## Passage
• • • • • • •

Thus, I am confused about this weird activation of the excitatory neuron.
Could you explain this phenomenon or how to fix it?

I haven't seen anything like that. It will be necessary for me to be able to reproduce the phenomenon with the same code you are using. If you zip it up (hoc, Python, ses, NMODL, whatever else is needed) and email it to ted dot carnevale at yale dot edu, I'll see what I can find out and be able to advise you properly.

There are two problems. The first problem is that your model cell is not very excitable. If you reduce the amplitude of the biphasic stimulus to 0 (by executing run_exp(0)), then attach an IClamp with del 1, dur 0.1, you can do some exploratory simulations. I'll send you a session file that recreates a RunControl panel, a PointProcessManager configured to be an IClamp, a parameter panel for adjusting gl, gnabar, and gkbar, and graphs that show ina, ik, and your model cell's membrane potential. I'll also include a hoc file that reads your own epidural_PN_square_wave.hoc, loads the session file, and executes run_exp(0). You can adjust the IClamp's amp and run some simulations that will show that a 6 nA current pulse is required to elicit a spike, and the spike that you get is not very impressive--it is preceded by a long latency while the cell hovers at about -35 mV, and finally, after about 5 or 6 ms, membrane potential gradually sweeps up to a brief peak at about 20 mV before it crashes down to about -90 mV. You may find it helpful to use the current graphs' "View = plot" to rescale them.

So what do you think is likely to happen if you inject a brief depolarizing current pulse that is followed almost immediately by a brief hyperpolarizing pulse of the same magnitude? The cell isn't likely to produce a recognizable spike, because the hyperpolarizing phase of the stimulus current will pull membrane potential right back down. It won't have 5 or 6 ms to sit around at -35 mV waiting for inward current to outweigh outward current.

• • • • • • •

## What you will do
1. From the neuron simulation thread, quote everything from "So what do you" down to "outweigh outward current.".
2. In the neuron simulation thread, how large a current pulse does the reply say is required to elicit a spike?
3. Carry on the neuron simulation thread from the point where it stops.

• • • • • • •

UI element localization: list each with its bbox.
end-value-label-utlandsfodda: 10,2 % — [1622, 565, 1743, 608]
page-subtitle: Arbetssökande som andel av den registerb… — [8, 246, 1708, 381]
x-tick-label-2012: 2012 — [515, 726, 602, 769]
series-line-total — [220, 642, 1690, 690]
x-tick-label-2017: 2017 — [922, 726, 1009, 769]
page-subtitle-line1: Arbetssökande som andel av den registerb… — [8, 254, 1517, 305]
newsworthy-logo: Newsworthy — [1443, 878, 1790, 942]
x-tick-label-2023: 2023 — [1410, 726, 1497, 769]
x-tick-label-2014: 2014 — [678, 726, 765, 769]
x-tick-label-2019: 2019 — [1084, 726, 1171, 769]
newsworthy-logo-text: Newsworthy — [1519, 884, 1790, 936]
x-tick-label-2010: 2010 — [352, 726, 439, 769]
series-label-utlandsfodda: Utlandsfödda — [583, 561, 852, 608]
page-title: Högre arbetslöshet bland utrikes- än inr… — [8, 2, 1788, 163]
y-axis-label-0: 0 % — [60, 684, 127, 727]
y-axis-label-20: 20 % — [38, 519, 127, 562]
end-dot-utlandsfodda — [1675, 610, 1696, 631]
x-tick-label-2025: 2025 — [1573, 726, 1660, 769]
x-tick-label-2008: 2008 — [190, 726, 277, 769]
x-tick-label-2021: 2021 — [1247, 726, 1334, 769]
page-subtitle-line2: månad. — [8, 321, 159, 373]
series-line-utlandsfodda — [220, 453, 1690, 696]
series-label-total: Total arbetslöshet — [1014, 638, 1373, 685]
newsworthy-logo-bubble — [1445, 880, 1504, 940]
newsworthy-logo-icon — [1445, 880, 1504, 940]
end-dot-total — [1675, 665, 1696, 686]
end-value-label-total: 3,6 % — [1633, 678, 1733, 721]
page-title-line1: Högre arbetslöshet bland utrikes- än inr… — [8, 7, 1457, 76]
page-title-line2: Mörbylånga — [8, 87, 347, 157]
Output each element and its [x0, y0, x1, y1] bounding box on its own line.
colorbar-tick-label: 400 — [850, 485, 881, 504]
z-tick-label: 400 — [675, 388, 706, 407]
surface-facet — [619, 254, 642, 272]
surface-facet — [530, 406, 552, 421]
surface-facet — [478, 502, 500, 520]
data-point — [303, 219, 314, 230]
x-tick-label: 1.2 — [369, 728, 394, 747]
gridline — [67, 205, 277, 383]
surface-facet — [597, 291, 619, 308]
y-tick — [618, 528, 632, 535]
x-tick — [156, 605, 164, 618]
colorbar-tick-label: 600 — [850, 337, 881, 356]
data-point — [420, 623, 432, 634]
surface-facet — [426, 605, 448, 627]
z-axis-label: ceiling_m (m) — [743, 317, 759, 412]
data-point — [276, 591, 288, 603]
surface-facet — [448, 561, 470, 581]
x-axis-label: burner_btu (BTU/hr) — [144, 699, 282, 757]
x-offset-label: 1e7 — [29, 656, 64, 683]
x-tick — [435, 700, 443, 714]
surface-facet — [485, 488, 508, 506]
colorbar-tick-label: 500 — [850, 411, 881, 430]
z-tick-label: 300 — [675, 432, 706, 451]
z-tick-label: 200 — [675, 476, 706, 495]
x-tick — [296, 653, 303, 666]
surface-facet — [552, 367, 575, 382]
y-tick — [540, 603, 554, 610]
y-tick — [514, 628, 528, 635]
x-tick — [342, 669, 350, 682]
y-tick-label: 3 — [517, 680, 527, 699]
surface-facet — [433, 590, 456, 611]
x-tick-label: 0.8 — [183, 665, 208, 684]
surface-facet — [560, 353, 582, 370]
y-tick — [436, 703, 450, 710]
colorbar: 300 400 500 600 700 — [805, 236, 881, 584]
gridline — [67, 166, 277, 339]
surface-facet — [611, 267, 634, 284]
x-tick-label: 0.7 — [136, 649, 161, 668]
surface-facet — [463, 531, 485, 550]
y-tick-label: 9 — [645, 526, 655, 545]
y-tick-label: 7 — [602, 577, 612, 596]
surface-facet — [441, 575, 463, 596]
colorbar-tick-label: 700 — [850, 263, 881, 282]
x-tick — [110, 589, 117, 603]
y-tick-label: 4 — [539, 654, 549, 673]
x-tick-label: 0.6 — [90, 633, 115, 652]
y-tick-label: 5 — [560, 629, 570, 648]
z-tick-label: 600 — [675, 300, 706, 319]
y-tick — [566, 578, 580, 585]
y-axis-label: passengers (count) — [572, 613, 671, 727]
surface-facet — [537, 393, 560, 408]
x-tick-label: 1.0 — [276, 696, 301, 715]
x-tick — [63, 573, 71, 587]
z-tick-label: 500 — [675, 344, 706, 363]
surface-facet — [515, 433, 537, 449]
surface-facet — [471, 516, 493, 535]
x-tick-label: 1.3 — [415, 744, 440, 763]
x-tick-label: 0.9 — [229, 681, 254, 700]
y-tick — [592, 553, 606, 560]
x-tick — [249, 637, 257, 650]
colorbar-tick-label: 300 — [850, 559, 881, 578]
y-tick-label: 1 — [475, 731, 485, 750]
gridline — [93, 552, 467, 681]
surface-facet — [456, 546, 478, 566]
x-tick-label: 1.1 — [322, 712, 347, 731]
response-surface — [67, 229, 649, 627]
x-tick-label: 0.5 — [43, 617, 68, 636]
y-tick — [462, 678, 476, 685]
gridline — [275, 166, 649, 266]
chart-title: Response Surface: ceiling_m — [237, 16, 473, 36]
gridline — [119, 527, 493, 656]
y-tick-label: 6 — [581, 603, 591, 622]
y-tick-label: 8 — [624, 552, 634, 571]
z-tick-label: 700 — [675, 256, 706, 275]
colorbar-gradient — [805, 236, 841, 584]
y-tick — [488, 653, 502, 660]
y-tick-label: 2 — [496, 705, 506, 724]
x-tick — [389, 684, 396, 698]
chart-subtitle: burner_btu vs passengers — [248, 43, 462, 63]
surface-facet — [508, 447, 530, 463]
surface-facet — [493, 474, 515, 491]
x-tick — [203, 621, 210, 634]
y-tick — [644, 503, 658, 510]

• • • • • • •

## Task answers
1.
So what do you think is likely to happen if you inject a brief depolarizing current pulse that is followed almost immediately by a brief hyperpolarizing pulse of the same magnitude? The cell isn't likely to produce a recognizable spike, because the hyperpolarizing phase of the stimulus current will pull membrane potential right back down. It won't have 5 or 6 ms to sit around at -35 mV waiting for inward current to outweigh outward current.

2. A 6 nA current pulse.

3.
And that's exactly what happens. Reduce the IClamp's amp to 0. Now you can adjust the "extracellular stimulus" by executing run_exp() with an appropriate argument at the oc> prompt, and you'll see the resulting stimulus and what happens to ina, ik, and membrane potential.

Your nicely synthesized stimulus current is a balanced biphasic pair of current pulses. The duration of each pulse is much shorter than membrane time constant, and the interval between them is also much shorter than membrane time constant. The first pulse injects depolarizing charge into the cell, and the second pulse removes that charge. If all ionic conductances are reduced to 0 (you can do that by changing the values of gnabar, gkbar, and gl in the parameter panel), the cell ends at the same potential as its initial potential, which confirms that the injected current is "charge balanced." The depolarizing phase of the injected current charges membrane capacitance, and the hyperpolarizing phase removes that charge. The peak amplitude of the depolarization is proportional to the charge injected by the depolarizing phase of the stimulus.

Restore the leak conductance to its original value and use the RunControl's Init & Run to launch a new simulation. You'll see that the peak depolarization produced by the depolarizing phase of the stimulus is slightly reduced. That's because some of the depolarizing charge escapes through the leak conductance. Then the hyperpolarizing phase of the stimulus pulls membrane potential slightly below the model's initial potential--slightly below because depolarizing charge is not only being removed by the stimulus current--it is also escaping through the leak conductance. After the stimulus current returns to 0, the hyperpolarization decays slowly (governed by membrane time constant which is much longer than the duration of the stimulus).

What happens if the voltage-gated conductances are also restored? Not much, if the stimulus is small. Why? Because the depolarization is very brief--not long enough for the sodium and potassium channels to activate. Use the GUI to bring up a graph of stim.i and another graph that shows ina and ik, and you'll see that run_exp(20) makes ina appear, but peak ina coincides with the hyperpolarizing phase of the stimulus.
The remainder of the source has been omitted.